How to complete this task> Return only those lines of the records below in which "Total" appears.

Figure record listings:
※ ※ ※

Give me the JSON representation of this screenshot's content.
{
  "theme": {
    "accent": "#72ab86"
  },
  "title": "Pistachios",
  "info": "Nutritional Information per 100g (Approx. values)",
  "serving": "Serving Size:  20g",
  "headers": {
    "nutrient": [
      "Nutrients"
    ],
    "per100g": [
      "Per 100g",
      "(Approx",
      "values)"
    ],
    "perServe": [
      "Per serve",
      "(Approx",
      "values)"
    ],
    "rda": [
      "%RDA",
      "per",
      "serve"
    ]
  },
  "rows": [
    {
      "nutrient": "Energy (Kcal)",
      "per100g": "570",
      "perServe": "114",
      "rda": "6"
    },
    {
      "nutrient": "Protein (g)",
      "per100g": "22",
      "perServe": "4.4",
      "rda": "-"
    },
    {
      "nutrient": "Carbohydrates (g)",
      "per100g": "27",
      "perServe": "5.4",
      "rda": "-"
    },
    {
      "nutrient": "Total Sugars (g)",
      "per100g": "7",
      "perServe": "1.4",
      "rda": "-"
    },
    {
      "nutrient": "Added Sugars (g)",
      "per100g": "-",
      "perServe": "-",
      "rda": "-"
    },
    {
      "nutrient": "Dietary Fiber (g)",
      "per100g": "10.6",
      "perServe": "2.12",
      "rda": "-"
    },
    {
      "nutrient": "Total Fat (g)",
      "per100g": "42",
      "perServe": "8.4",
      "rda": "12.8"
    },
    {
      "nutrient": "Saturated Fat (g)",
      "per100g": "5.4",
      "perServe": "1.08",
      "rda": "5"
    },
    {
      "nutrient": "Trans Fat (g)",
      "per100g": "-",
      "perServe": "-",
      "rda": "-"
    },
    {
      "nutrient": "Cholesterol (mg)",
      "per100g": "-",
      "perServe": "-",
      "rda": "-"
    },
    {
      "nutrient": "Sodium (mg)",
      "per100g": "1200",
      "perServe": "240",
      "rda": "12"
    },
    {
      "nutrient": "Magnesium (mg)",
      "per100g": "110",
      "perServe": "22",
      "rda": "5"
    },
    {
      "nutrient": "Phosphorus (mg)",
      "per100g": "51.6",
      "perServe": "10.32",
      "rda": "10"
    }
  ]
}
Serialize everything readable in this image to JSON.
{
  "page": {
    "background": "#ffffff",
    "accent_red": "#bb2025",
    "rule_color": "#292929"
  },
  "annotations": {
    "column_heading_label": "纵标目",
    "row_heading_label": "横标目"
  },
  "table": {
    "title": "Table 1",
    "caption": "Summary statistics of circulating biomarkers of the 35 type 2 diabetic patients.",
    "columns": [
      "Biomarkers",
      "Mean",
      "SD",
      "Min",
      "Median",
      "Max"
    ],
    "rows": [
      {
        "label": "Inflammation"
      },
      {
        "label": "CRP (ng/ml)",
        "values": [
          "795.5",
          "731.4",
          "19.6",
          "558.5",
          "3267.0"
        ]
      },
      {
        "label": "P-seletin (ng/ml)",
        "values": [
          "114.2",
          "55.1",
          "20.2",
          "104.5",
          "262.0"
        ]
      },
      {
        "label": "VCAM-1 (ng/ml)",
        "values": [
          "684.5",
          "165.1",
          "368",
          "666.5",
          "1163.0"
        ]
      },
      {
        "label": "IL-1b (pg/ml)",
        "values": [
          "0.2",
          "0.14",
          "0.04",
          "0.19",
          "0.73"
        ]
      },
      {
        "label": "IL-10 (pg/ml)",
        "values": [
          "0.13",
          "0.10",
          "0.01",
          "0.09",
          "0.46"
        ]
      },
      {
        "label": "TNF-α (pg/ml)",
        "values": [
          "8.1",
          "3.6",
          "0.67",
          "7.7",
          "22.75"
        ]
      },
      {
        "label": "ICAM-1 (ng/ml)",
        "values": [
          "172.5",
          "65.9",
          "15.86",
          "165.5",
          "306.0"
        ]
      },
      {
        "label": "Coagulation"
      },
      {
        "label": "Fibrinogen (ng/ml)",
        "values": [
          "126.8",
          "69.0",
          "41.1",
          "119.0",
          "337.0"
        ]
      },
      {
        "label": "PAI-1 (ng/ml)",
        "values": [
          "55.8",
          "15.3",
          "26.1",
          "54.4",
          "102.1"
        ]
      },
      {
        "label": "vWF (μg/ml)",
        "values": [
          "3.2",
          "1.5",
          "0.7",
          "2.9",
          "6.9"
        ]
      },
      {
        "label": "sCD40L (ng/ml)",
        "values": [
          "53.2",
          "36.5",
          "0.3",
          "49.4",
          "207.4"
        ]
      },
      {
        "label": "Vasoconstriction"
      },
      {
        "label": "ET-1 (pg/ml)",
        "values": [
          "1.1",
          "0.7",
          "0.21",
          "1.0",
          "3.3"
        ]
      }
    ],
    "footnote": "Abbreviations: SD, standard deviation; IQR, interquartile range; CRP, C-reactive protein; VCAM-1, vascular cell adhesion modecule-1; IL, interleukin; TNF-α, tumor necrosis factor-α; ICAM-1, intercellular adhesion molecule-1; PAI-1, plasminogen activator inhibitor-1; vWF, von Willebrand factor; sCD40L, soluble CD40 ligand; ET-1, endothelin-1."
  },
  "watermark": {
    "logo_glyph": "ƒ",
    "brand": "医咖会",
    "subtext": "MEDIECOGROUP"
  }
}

※ ※ ※

Exercise solution>
      "nutrient": "Total Sugars (g)",
      "nutrient": "Total Fat (g)",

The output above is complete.